GOAL - Print the data exactly, leaving nothing out.

[Saved entries]
## Start

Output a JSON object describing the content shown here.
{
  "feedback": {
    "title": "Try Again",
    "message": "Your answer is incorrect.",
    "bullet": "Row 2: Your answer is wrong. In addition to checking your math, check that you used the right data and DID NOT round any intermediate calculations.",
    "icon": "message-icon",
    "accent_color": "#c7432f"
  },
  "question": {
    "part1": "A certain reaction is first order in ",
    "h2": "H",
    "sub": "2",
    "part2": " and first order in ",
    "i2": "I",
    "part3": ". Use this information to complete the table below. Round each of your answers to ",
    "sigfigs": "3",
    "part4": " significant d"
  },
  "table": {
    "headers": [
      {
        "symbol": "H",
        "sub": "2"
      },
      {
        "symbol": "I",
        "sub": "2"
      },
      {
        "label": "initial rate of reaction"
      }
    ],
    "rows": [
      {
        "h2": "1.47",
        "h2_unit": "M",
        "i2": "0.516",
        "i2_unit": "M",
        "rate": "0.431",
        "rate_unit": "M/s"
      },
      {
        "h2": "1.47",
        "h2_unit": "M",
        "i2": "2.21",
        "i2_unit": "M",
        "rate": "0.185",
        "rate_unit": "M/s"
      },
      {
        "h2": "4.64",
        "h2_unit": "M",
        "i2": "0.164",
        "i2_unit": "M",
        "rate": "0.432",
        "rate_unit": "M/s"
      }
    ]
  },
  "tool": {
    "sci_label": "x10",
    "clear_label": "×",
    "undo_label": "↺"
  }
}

## End

EXERCISE SOLUTION -
Output a JSON object describing the content shown here.
{
  "feedback": {
    "title": "Try Again",
    "message": "Your answer is incorrect.",
    "bullet": "Row 2: Your answer is wrong. In addition to checking your math, check that you used the right data and DID NOT round any intermediate calculations.",
    "icon": "message-icon",
    "accent_color": "#c7432f"
  },
  "question": {
    "part1": "A certain reaction is first order in ",
    "h2": "H",
    "sub": "2",
    "part2": " and first order in ",
    "i2": "I",
    "part3": ". Use this information to complete the table below. Round each of your answers to ",
    "sigfigs": "3",
    "part4": " significant d"
  },
  "table": {
    "headers": [
      {
        "symbol": "H",
        "sub": "2"
      },
      {
        "symbol": "I",
        "sub": "2"
      },
      {
        "label": "initial rate of reaction"
      }
    ],
    "rows": [
      {
        "h2": "1.47",
        "h2_unit": "M",
        "i2": "0.516",
        "i2_unit": "M",
        "rate": "0.431",
        "rate_unit": "M/s"
      },
      {
        "h2": "1.47",
        "h2_unit": "M",
        "i2": "2.21",
        "i2_unit": "M",
        "rate": "0.185",
        "rate_unit": "M/s"
      },
      {
        "h2": "4.64",
        "h2_unit": "M",
        "i2": "0.164",
        "i2_unit": "M",
        "rate": "0.432",
        "rate_unit": "M/s"
      }
    ]
  },
  "tool": {
    "sci_label": "x10",
    "clear_label": "×",
    "undo_label": "↺"
  }
}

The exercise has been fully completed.